#### [Instruction]
Please return the records unchanged, starting at their first line and ending at the line that contains "The radio-frequency (RF)", with both of those lines included.

#### [Supplied data]
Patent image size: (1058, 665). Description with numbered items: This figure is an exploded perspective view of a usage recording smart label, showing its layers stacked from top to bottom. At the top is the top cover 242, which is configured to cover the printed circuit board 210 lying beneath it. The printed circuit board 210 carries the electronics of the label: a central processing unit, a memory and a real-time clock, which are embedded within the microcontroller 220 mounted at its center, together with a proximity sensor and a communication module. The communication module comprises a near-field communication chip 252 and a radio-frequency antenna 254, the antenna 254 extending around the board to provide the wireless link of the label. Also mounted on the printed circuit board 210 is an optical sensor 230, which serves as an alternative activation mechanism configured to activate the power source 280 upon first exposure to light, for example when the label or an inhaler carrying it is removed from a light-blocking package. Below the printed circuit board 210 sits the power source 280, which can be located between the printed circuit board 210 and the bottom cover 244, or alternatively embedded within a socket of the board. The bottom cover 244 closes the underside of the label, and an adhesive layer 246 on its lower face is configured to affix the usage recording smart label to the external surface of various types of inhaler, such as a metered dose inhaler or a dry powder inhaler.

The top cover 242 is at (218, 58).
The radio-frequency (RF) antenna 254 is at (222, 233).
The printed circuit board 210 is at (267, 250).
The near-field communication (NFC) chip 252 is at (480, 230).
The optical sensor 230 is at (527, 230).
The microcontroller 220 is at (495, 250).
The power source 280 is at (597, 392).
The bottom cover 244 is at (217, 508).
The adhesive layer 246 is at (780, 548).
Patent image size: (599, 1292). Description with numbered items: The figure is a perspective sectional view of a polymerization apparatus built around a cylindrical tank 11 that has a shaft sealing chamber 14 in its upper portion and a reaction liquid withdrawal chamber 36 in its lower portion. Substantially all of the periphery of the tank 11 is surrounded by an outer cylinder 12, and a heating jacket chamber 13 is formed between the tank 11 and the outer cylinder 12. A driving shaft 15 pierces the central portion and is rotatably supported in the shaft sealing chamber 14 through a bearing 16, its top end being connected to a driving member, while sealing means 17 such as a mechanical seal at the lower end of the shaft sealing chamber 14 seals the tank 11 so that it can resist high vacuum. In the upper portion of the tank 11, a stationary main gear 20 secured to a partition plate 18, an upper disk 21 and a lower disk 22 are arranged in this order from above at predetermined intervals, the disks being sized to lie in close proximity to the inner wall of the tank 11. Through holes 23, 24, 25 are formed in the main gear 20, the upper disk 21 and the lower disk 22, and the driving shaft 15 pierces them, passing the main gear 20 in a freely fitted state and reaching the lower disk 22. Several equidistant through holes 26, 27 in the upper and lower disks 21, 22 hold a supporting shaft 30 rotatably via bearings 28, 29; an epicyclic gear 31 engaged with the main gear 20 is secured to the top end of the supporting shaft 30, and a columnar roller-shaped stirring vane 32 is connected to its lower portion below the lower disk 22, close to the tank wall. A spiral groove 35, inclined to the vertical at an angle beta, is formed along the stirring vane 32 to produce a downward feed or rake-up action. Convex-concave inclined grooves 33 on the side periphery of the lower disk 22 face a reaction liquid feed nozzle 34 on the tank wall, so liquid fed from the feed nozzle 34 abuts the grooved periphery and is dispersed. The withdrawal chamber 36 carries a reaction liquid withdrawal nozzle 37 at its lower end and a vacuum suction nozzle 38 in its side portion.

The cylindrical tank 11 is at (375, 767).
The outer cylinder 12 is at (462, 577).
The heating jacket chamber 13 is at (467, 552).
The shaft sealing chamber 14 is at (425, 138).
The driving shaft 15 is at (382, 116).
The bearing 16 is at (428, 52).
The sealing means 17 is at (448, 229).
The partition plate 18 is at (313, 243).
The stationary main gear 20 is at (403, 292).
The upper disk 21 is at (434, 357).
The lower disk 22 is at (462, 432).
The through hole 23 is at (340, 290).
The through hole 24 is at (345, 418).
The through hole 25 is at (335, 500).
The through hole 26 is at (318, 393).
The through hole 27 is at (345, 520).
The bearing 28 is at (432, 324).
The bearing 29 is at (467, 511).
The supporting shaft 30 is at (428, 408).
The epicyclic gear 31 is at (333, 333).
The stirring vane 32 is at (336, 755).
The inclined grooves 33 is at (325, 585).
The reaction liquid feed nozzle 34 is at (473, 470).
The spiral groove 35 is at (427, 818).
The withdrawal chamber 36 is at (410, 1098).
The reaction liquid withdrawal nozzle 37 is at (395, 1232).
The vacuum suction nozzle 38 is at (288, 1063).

#### [Response to the task]
Patent image size: (1058, 665). Description with numbered items: This figure is an exploded perspective view of a usage recording smart label, showing its layers stacked from top to bottom. At the top is the top cover 242, which is configured to cover the printed circuit board 210 lying beneath it. The printed circuit board 210 carries the electronics of the label: a central processing unit, a memory and a real-time clock, which are embedded within the microcontroller 220 mounted at its center, together with a proximity sensor and a communication module. The communication module comprises a near-field communication chip 252 and a radio-frequency antenna 254, the antenna 254 extending around the board to provide the wireless link of the label. Also mounted on the printed circuit board 210 is an optical sensor 230, which serves as an alternative activation mechanism configured to activate the power source 280 upon first exposure to light, for example when the label or an inhaler carrying it is removed from a light-blocking package. Below the printed circuit board 210 sits the power source 280, which can be located between the printed circuit board 210 and the bottom cover 244, or alternatively embedded within a socket of the board. The bottom cover 244 closes the underside of the label, and an adhesive layer 246 on its lower face is configured to affix the usage recording smart label to the external surface of various types of inhaler, such as a metered dose inhaler or a dry powder inhaler.

The top cover 242 is at (218, 58).
The radio-frequency (RF) antenna 254 is at (222, 233).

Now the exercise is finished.